DATASET RECORDS |
++++

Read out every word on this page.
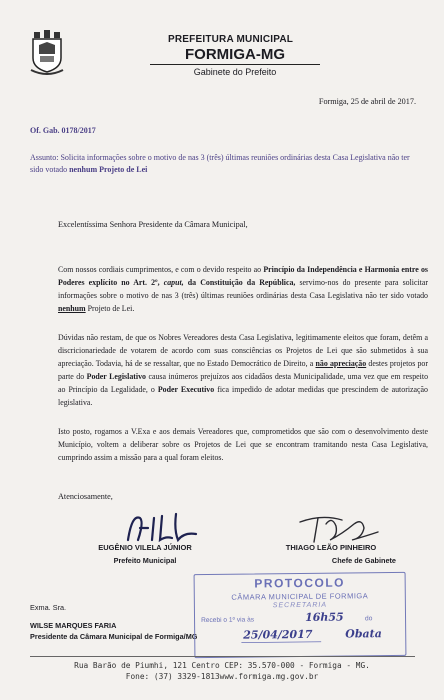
PREFEITURA MUNICIPAL
FORMIGA-MG
Gabinete do Prefeito
Formiga, 25 de abril de 2017.
Of. Gab. 0178/2017
Assunto: Solicita informações sobre o motivo de nas 3 (três) últimas reuniões ordinárias desta Casa Legislativa não ter sido votado nenhum Projeto de Lei
Excelentíssima Senhora Presidente da Câmara Municipal,
Com nossos cordiais cumprimentos, e com o devido respeito ao Princípio da Independência e Harmonia entre os Poderes explícito no Art. 2º, caput, da Constituição da República, servimo-nos do presente para solicitar informações sobre o motivo de nas 3 (três) últimas reuniões ordinárias desta Casa Legislativa não ter sido votado nenhum Projeto de Lei.
Dúvidas não restam, de que os Nobres Vereadores desta Casa Legislativa, legitimamente eleitos que foram, detêm a discricionariedade de votarem de acordo com suas consciências os Projetos de Lei que são submetidos à sua apreciação. Todavia, há de se ressaltar, que no Estado Democrático de Direito, a não apreciação destes projetos por parte do Poder Legislativo causa inúmeros prejuízos aos cidadãos desta Municipalidade, uma vez que em respeito ao Princípio da Legalidade, o Poder Executivo fica impedido de adotar medidas que prescindem de autorização legislativa.
Isto posto, rogamos a V.Exa e aos demais Vereadores que, comprometidos que são com o desenvolvimento deste Município, voltem a deliberar sobre os Projetos de Lei que se encontram tramitando nesta Casa Legislativa, cumprindo assim a missão para a qual foram eleitos.
Atenciosamente,
EUGÊNIO VILELA JÚNIOR
Prefeito Municipal
THIAGO LEÃO PINHEIRO
Chefe de Gabinete
Exma. Sra.
WILSE MARQUES FARIA
Presidente da Câmara Municipal de Formiga/MG
PROTOCOLO
CÂMARA MUNICIPAL DE FORMIGA
SECRETARIA
Recebi o 1º via às	16h55	do
25/04/2017	Obata
Rua Barão de Piumhi, 121 Centro CEP: 35.570-000 - Formiga - MG.
Fone: (37) 3329-1813www.formiga.mg.gov.br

++++

YOUR OBJECTIVE |
Leave out the pictures and output the rest of the material exactly as written.

SOLVED PROBLEM |
Read out every word on this page.
PREFEITURA MUNICIPAL
FORMIGA-MG
Gabinete do Prefeito
Formiga, 25 de abril de 2017.
Of. Gab. 0178/2017
Assunto: Solicita informações sobre o motivo de nas 3 (três) últimas reuniões ordinárias desta Casa Legislativa não ter sido votado nenhum Projeto de Lei
Excelentíssima Senhora Presidente da Câmara Municipal,
Com nossos cordiais cumprimentos, e com o devido respeito ao Princípio da Independência e Harmonia entre os Poderes explícito no Art. 2º, caput, da Constituição da República, servimo-nos do presente para solicitar informações sobre o motivo de nas 3 (três) últimas reuniões ordinárias desta Casa Legislativa não ter sido votado nenhum Projeto de Lei.
Dúvidas não restam, de que os Nobres Vereadores desta Casa Legislativa, legitimamente eleitos que foram, detêm a discricionariedade de votarem de acordo com suas consciências os Projetos de Lei que são submetidos à sua apreciação. Todavia, há de se ressaltar, que no Estado Democrático de Direito, a não apreciação destes projetos por parte do Poder Legislativo causa inúmeros prejuízos aos cidadãos desta Municipalidade, uma vez que em respeito ao Princípio da Legalidade, o Poder Executivo fica impedido de adotar medidas que prescindem de autorização legislativa.
Isto posto, rogamos a V.Exa e aos demais Vereadores que, comprometidos que são com o desenvolvimento deste Município, voltem a deliberar sobre os Projetos de Lei que se encontram tramitando nesta Casa Legislativa, cumprindo assim a missão para a qual foram eleitos.
Atenciosamente,
EUGÊNIO VILELA JÚNIOR
Prefeito Municipal
THIAGO LEÃO PINHEIRO
Chefe de Gabinete
Exma. Sra.
WILSE MARQUES FARIA
Presidente da Câmara Municipal de Formiga/MG
PROTOCOLO
CÂMARA MUNICIPAL DE FORMIGA
SECRETARIA
Recebi o 1º via às	16h55	do
25/04/2017	Obata
Rua Barão de Piumhi, 121 Centro CEP: 35.570-000 - Formiga - MG.
Fone: (37) 3329-1813www.formiga.mg.gov.br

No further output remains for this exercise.